_Problema 1_:
Responda com base no relato de memórias sobre o Colégio Diocesano:
(a) A que horas o sino tocava para a entrada na sala?
(b) Quanto tempo durava o recreio?
(c) Em que anos o texto situa o período como aluno marista?
_Problema 2_: No relato de memórias sobre o Colégio Diocesano, troque "alunos" por "estudantes" e reescreva a parte que começa em "As sete da manhã, impreterivelmente, tocava" e vai até "seus dotes brilhantes.".
_Problema 3_: Dê sequência ao relato de memórias sobre o Colégio Diocesano, escrevendo o que viria depois da última frase apresentada.

_Trecho original_:
▶
Pulava, pés firmes no estribo, uma mão segurava o barrete vertical, viajava em pé, mesmo com vagas nos bancos, equilibrando uma pesada pasta de livros e cadernos na outra mão. O bonde paquidérmico andava lentamente, eu sentia, amava, a carícia do vento no rosto. O cobrador passava experto, uniforme desalinhado e inefável quepe, as notas de dinheiro arrumadas entre os dedos facilitando o troco aos passageiros, mandava sair do estribo e sentar nos bancos. Nós, meninos livres e teimosos, não obedecíamos.

O motorneiro (condutor) acelerava o bonde rangendo nos trilhos, tocando “Tim-Tim”. Tomava a Praça Sinimbu, Rua do Imperador, entrava por trás da Assembleia, subia a Rua do Comércio, finalmente chegava nosso destino, o majestoso e bonito casarão, Colégio Diocesano.

As sete da manhã, impreterivelmente, tocava o sino, os alunos entravam enfileirados na sala. Só depois de rezar três ave-marias e um padre-nosso, iniciava a primeira aula. Assistíamos às aulas pensando no intervalo, recreio de dez minutos, mal dava para tomar água, jogar ximbra, pião, trocar figurinhas. O sino batia novamente acabando a alegria fugaz, retorno à sala de aula.

O Colégio tinha um ensino bem organizado, todos os colegas daquele tempo ficaram bem encaminhados pelo excelente nível de educação. Adalberto Câmara e Marbem Loureiro disputavam o primeiro lugar. Outros também se distinguiam, Paschoal Savastano e Fernando Tourinho nas aulas práticas de oratória mostravam seus dotes brilhantes.

Fui aluno marista de 1948 a 1956, oito anos, um bom tempo de aprendizado. Devo parte da minha educação bem comportada, aos Irmãos Maristas, tínhamos aulas de civilidade e religião. A outra parte de educação escrachada, anárquica, devo à vida livre nas praias, praças, nas ruas de Maceió.
◀
_Dados fornecidos_:
▶
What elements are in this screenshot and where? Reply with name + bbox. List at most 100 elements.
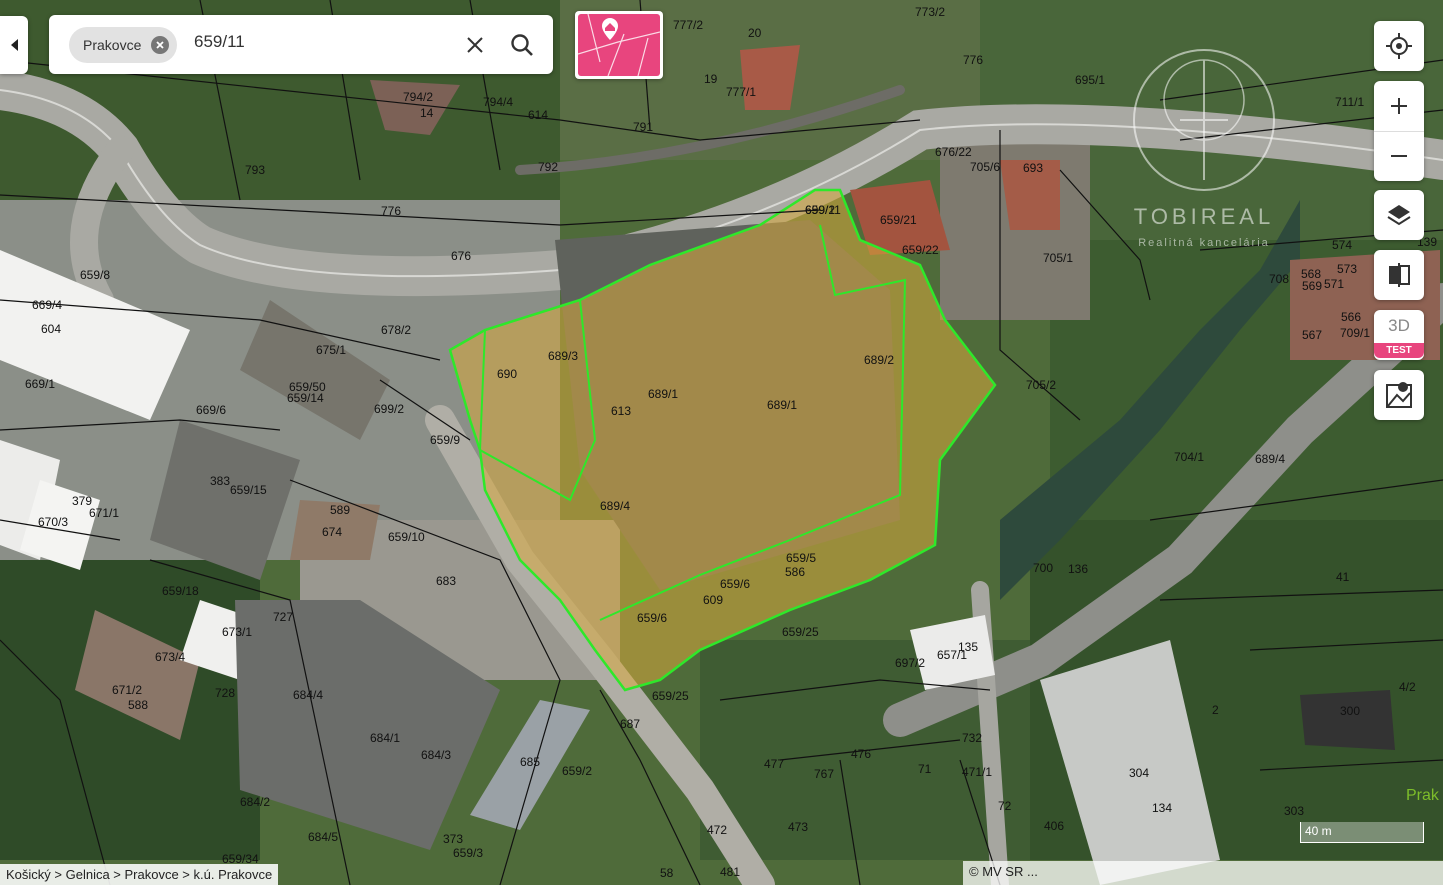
◀
_Resultado final 1_:
(a) Às sete da manhã.
(b) Dez minutos.
(c) De 1948 a 1956.

_Resultado final 2_:
As sete da manhã, impreterivelmente, tocava o sino, os estudantes entravam enfileirados na sala. Só depois de rezar três ave-marias e um padre-nosso, iniciava a primeira aula. Assistíamos às aulas pensando no intervalo, recreio de dez minutos, mal dava para tomar água, jogar ximbra, pião, trocar figurinhas. O sino batia novamente acabando a alegria fugaz, retorno à sala de aula.

O Colégio tinha um ensino bem organizado, todos os colegas daquele tempo ficaram bem encaminhados pelo excelente nível de educação. Adalberto Câmara e Marbem Loureiro disputavam o primeiro lugar. Outros também se distinguiam, Paschoal Savastano e Fernando Tourinho nas aulas práticas de oratória mostravam seus dotes brilhantes.

_Resultado final 3_:
Nossa turma teve como “lente” (responsável) durante o curso Colegial o irmão Bráulio, grande liderança sobre professores e alunos. Incentivador do esporte, treinador de nossa classe, campeã alguns anos de futebol do Colégio. Jogador medíocre, às vezes, eu fazia parte do time que tinha como estrelas: Chalita, Galba Novaes, Joãozinho e Toquinho.

Irmãos Júlio, enfezado francês, velho ranzinza, professor de francês e matemática, reclamava e censurava nossa educação, insistia em nos comparar com a educação dos meninos franceses, seus conterrâneos. Era esnobe e bem crítico aos nossos costumes. Certo dia, no intervalo de aula, Nery Fireman, um tremendo gozador, hoje sério e recatado cidadão, escreveu no quadro-negro uma quadra que dizia mais ou menos assim: “Irmão Júlio, vai morrer buchudo, sem poder cuspir, com um pirulito na boca, sem poder engolir e com um filho na barriga, sem poder parir”. Quando o velho irmão entrou na sala de aula, leu os versos, soltou um grito, xingando-nos de mal educados, incivilizados, por aí afora. Teve um ataque, ficou vermelho que nem um pimentão, desmaiou na cadeira. Pensamos que havia morrido, um corre-corre, com tapinhas na bochecha, água no rosto, voltou ao normal.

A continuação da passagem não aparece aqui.